- [Data for this exercise]
-=-=-

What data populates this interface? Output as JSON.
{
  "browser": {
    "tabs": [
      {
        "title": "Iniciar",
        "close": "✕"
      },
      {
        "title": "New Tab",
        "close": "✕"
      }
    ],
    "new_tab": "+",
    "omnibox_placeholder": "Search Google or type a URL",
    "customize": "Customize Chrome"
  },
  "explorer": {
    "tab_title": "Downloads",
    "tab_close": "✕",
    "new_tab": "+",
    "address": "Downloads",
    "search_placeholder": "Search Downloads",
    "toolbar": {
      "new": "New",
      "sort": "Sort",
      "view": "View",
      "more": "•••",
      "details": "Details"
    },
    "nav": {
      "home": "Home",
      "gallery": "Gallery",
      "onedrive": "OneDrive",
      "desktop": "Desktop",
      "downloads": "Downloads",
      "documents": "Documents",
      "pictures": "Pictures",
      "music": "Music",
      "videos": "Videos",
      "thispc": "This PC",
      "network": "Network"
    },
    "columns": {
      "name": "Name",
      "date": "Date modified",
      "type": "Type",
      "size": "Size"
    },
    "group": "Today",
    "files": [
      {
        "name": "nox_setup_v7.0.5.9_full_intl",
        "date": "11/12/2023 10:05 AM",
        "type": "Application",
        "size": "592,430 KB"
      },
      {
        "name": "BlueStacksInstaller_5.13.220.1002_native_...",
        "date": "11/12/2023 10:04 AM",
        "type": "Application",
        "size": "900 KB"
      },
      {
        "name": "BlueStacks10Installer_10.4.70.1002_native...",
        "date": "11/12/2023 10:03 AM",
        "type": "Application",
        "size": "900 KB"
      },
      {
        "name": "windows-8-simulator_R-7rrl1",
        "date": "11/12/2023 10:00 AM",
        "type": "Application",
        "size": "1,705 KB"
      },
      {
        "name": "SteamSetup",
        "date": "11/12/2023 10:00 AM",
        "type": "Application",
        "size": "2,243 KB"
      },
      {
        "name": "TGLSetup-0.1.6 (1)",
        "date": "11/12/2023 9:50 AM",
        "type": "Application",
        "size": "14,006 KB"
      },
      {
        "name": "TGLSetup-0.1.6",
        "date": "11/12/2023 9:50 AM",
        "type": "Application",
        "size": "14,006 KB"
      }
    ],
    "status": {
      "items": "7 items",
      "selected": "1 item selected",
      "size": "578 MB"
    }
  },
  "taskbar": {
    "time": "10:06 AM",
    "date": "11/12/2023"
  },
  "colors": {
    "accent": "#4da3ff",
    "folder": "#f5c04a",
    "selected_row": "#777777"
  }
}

-=-=-

- [Requirement]
Exactly reproduce every line found in the records.

- [Finished task]
What data populates this interface? Output as JSON.
{
  "browser": {
    "tabs": [
      {
        "title": "Iniciar",
        "close": "✕"
      },
      {
        "title": "New Tab",
        "close": "✕"
      }
    ],
    "new_tab": "+",
    "omnibox_placeholder": "Search Google or type a URL",
    "customize": "Customize Chrome"
  },
  "explorer": {
    "tab_title": "Downloads",
    "tab_close": "✕",
    "new_tab": "+",
    "address": "Downloads",
    "search_placeholder": "Search Downloads",
    "toolbar": {
      "new": "New",
      "sort": "Sort",
      "view": "View",
      "more": "•••",
      "details": "Details"
    },
    "nav": {
      "home": "Home",
      "gallery": "Gallery",
      "onedrive": "OneDrive",
      "desktop": "Desktop",
      "downloads": "Downloads",
      "documents": "Documents",
      "pictures": "Pictures",
      "music": "Music",
      "videos": "Videos",
      "thispc": "This PC",
      "network": "Network"
    },
    "columns": {
      "name": "Name",
      "date": "Date modified",
      "type": "Type",
      "size": "Size"
    },
    "group": "Today",
    "files": [
      {
        "name": "nox_setup_v7.0.5.9_full_intl",
        "date": "11/12/2023 10:05 AM",
        "type": "Application",
        "size": "592,430 KB"
      },
      {
        "name": "BlueStacksInstaller_5.13.220.1002_native_...",
        "date": "11/12/2023 10:04 AM",
        "type": "Application",
        "size": "900 KB"
      },
      {
        "name": "BlueStacks10Installer_10.4.70.1002_native...",
        "date": "11/12/2023 10:03 AM",
        "type": "Application",
        "size": "900 KB"
      },
      {
        "name": "windows-8-simulator_R-7rrl1",
        "date": "11/12/2023 10:00 AM",
        "type": "Application",
        "size": "1,705 KB"
      },
      {
        "name": "SteamSetup",
        "date": "11/12/2023 10:00 AM",
        "type": "Application",
        "size": "2,243 KB"
      },
      {
        "name": "TGLSetup-0.1.6 (1)",
        "date": "11/12/2023 9:50 AM",
        "type": "Application",
        "size": "14,006 KB"
      },
      {
        "name": "TGLSetup-0.1.6",
        "date": "11/12/2023 9:50 AM",
        "type": "Application",
        "size": "14,006 KB"
      }
    ],
    "status": {
      "items": "7 items",
      "selected": "1 item selected",
      "size": "578 MB"
    }
  },
  "taskbar": {
    "time": "10:06 AM",
    "date": "11/12/2023"
  },
  "colors": {
    "accent": "#4da3ff",
    "folder": "#f5c04a",
    "selected_row": "#777777"
  }
}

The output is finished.